== DATA ==
::::::::
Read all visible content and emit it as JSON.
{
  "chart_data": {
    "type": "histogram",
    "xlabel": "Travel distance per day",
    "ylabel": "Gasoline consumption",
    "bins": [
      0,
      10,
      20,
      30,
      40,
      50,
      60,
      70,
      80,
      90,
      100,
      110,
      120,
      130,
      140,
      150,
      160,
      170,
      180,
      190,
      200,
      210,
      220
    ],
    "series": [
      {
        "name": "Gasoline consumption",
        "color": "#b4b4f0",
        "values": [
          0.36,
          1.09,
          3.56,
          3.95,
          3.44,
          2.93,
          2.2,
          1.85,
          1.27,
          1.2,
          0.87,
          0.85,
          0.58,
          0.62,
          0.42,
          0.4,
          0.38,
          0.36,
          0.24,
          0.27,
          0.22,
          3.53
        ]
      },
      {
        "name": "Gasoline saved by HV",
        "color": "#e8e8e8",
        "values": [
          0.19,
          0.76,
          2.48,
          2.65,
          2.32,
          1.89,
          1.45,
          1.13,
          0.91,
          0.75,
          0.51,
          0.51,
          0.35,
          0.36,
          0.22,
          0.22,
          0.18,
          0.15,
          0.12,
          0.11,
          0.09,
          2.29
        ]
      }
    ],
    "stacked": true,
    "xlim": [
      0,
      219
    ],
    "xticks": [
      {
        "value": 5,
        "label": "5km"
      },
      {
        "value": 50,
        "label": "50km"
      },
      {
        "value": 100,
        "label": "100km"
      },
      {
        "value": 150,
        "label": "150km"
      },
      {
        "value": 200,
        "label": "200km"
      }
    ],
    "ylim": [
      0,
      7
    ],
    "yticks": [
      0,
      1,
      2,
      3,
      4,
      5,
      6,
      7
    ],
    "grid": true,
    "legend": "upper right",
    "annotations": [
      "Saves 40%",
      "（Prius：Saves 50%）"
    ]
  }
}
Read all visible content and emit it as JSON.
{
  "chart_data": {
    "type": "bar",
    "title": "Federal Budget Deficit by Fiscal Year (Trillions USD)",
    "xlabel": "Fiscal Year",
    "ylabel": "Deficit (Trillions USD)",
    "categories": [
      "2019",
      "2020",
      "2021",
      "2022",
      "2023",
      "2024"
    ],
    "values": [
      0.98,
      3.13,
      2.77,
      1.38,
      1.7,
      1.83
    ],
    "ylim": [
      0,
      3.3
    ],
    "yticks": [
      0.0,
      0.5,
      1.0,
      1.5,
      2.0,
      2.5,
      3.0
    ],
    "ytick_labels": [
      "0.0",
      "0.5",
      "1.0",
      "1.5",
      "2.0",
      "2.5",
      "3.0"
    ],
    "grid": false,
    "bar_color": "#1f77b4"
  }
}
::::::::
Return all of the entries exactly as written.

== EXERCISE OUTPUT ==
Read all visible content and emit it as JSON.
{
  "chart_data": {
    "type": "histogram",
    "xlabel": "Travel distance per day",
    "ylabel": "Gasoline consumption",
    "bins": [
      0,
      10,
      20,
      30,
      40,
      50,
      60,
      70,
      80,
      90,
      100,
      110,
      120,
      130,
      140,
      150,
      160,
      170,
      180,
      190,
      200,
      210,
      220
    ],
    "series": [
      {
        "name": "Gasoline consumption",
        "color": "#b4b4f0",
        "values": [
          0.36,
          1.09,
          3.56,
          3.95,
          3.44,
          2.93,
          2.2,
          1.85,
          1.27,
          1.2,
          0.87,
          0.85,
          0.58,
          0.62,
          0.42,
          0.4,
          0.38,
          0.36,
          0.24,
          0.27,
          0.22,
          3.53
        ]
      },
      {
        "name": "Gasoline saved by HV",
        "color": "#e8e8e8",
        "values": [
          0.19,
          0.76,
          2.48,
          2.65,
          2.32,
          1.89,
          1.45,
          1.13,
          0.91,
          0.75,
          0.51,
          0.51,
          0.35,
          0.36,
          0.22,
          0.22,
          0.18,
          0.15,
          0.12,
          0.11,
          0.09,
          2.29
        ]
      }
    ],
    "stacked": true,
    "xlim": [
      0,
      219
    ],
    "xticks": [
      {
        "value": 5,
        "label": "5km"
      },
      {
        "value": 50,
        "label": "50km"
      },
      {
        "value": 100,
        "label": "100km"
      },
      {
        "value": 150,
        "label": "150km"
      },
      {
        "value": 200,
        "label": "200km"
      }
    ],
    "ylim": [
      0,
      7
    ],
    "yticks": [
      0,
      1,
      2,
      3,
      4,
      5,
      6,
      7
    ],
    "grid": true,
    "legend": "upper right",
    "annotations": [
      "Saves 40%",
      "（Prius：Saves 50%）"
    ]
  }
}
Read all visible content and emit it as JSON.
{
  "chart_data": {
    "type": "bar",
    "title": "Federal Budget Deficit by Fiscal Year (Trillions USD)",
    "xlabel": "Fiscal Year",
    "ylabel": "Deficit (Trillions USD)",
    "categories": [
      "2019",
      "2020",
      "2021",
      "2022",
      "2023",
      "2024"
    ],
    "values": [
      0.98,
      3.13,
      2.77,
      1.38,
      1.7,
      1.83
    ],
    "ylim": [
      0,
      3.3
    ],
    "yticks": [
      0.0,
      0.5,
      1.0,
      1.5,
      2.0,
      2.5,
      3.0
    ],
    "ytick_labels": [
      "0.0",
      "0.5",
      "1.0",
      "1.5",
      "2.0",
      "2.5",
      "3.0"
    ],
    "grid": false,
    "bar_color": "#1f77b4"
  }
}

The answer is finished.